● **Records for the task**:

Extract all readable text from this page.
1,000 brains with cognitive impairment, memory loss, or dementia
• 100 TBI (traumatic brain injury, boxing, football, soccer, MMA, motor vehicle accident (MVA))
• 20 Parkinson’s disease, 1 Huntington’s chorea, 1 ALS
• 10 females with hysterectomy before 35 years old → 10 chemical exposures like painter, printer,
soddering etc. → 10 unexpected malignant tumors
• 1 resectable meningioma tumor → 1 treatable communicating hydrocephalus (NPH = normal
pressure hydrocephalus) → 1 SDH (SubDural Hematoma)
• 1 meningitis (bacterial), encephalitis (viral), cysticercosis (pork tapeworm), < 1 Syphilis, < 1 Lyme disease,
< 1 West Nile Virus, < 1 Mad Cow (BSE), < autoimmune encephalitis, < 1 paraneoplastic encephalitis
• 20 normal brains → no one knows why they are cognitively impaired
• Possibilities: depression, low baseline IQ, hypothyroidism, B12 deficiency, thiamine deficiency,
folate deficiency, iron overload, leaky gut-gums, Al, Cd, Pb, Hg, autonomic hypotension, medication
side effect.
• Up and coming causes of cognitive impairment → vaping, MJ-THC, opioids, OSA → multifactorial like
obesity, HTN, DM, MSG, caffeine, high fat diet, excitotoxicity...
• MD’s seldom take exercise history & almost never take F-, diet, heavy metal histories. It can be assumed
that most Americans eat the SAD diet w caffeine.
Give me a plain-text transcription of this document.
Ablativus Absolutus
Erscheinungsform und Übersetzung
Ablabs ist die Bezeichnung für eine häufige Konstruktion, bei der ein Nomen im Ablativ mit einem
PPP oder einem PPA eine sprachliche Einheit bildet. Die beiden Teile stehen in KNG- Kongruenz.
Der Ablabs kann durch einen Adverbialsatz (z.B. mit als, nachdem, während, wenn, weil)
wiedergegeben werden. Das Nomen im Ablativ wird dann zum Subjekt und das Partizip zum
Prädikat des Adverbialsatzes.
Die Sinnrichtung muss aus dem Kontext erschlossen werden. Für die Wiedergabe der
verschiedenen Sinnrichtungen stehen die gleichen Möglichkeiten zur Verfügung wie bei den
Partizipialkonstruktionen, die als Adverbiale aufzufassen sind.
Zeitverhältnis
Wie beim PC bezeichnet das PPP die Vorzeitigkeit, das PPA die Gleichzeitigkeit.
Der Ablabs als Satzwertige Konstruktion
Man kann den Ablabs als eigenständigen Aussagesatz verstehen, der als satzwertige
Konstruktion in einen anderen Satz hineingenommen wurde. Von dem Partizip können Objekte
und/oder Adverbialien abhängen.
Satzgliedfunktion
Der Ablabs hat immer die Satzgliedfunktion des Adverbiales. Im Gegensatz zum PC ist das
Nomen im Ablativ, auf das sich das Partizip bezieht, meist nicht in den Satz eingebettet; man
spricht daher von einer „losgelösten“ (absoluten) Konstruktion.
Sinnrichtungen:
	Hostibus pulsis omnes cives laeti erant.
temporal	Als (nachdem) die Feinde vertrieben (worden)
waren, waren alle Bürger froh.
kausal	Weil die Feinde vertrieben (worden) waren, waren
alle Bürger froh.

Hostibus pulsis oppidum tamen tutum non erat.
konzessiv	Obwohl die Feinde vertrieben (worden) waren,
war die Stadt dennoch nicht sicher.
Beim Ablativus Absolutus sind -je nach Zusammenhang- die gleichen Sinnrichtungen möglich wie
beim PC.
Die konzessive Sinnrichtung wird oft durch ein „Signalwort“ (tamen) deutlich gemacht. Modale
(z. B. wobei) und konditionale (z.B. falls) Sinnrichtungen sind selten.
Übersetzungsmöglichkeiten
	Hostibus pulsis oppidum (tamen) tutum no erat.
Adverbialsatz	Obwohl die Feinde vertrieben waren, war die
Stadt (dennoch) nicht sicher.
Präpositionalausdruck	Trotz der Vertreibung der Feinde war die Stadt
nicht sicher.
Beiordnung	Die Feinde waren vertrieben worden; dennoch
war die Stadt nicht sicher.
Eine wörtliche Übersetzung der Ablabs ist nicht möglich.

● **Action item**:
The answer should be one number, namely how many lines of the entries above include the string "vertrieben".

● **Response below**:
5